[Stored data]
====
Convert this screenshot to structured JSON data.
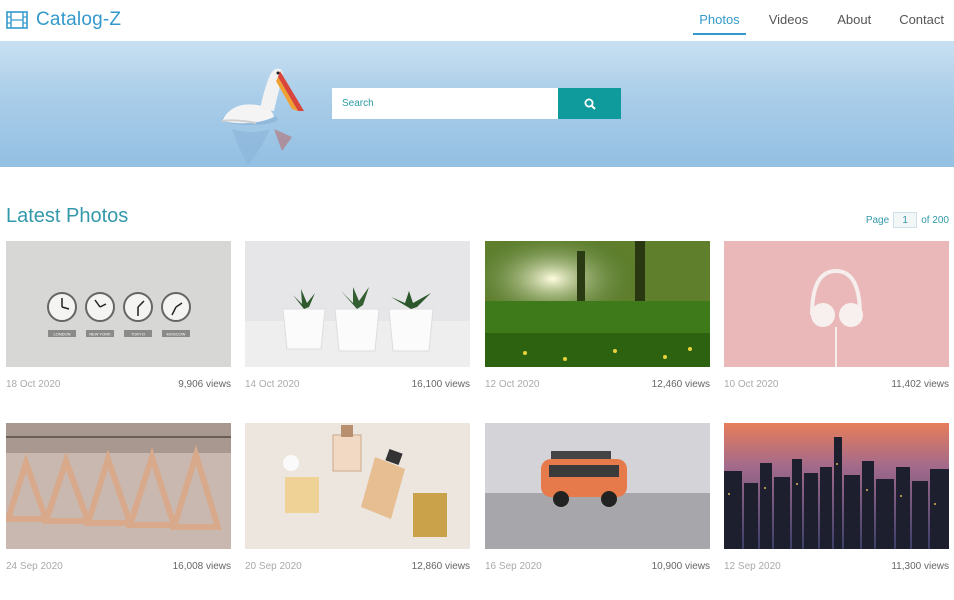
{
  "header": {
    "brand": "Catalog-Z",
    "brand_icon": "film-icon",
    "nav": [
      {
        "label": "Photos",
        "active": true
      },
      {
        "label": "Videos",
        "active": false
      },
      {
        "label": "About",
        "active": false
      },
      {
        "label": "Contact",
        "active": false
      }
    ]
  },
  "hero": {
    "search_placeholder": "Search",
    "search_icon": "search-icon"
  },
  "section": {
    "title": "Latest Photos",
    "page_label": "Page",
    "page_current": "1",
    "page_total": "of 200"
  },
  "photos": [
    {
      "date": "18 Oct 2020",
      "views": "9,906 views"
    },
    {
      "date": "14 Oct 2020",
      "views": "16,100 views"
    },
    {
      "date": "12 Oct 2020",
      "views": "12,460 views"
    },
    {
      "date": "10 Oct 2020",
      "views": "11,402 views"
    },
    {
      "date": "24 Sep 2020",
      "views": "16,008 views"
    },
    {
      "date": "20 Sep 2020",
      "views": "12,860 views"
    },
    {
      "date": "16 Sep 2020",
      "views": "10,900 views"
    },
    {
      "date": "12 Sep 2020",
      "views": "11,300 views"
    }
  ],
  "clock_labels": [
    "LONDON",
    "NEW YORK",
    "TOKYO",
    "MOSCOW"
  ],
  "colors": {
    "accent": "#3399cc",
    "teal": "#0f9b9b"
  }
}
====
PROBLEM STATEMENT
Leave out the pictures and return every record word for word.

FINISHED EXERCISE
Convert this screenshot to structured JSON data.
{
  "header": {
    "brand": "Catalog-Z",
    "brand_icon": "film-icon",
    "nav": [
      {
        "label": "Photos",
        "active": true
      },
      {
        "label": "Videos",
        "active": false
      },
      {
        "label": "About",
        "active": false
      },
      {
        "label": "Contact",
        "active": false
      }
    ]
  },
  "hero": {
    "search_placeholder": "Search",
    "search_icon": "search-icon"
  },
  "section": {
    "title": "Latest Photos",
    "page_label": "Page",
    "page_current": "1",
    "page_total": "of 200"
  },
  "photos": [
    {
      "date": "18 Oct 2020",
      "views": "9,906 views"
    },
    {
      "date": "14 Oct 2020",
      "views": "16,100 views"
    },
    {
      "date": "12 Oct 2020",
      "views": "12,460 views"
    },
    {
      "date": "10 Oct 2020",
      "views": "11,402 views"
    },
    {
      "date": "24 Sep 2020",
      "views": "16,008 views"
    },
    {
      "date": "20 Sep 2020",
      "views": "12,860 views"
    },
    {
      "date": "16 Sep 2020",
      "views": "10,900 views"
    },
    {
      "date": "12 Sep 2020",
      "views": "11,300 views"
    }
  ],
  "clock_labels": [
    "LONDON",
    "NEW YORK",
    "TOKYO",
    "MOSCOW"
  ],
  "colors": {
    "accent": "#3399cc",
    "teal": "#0f9b9b"
  }
}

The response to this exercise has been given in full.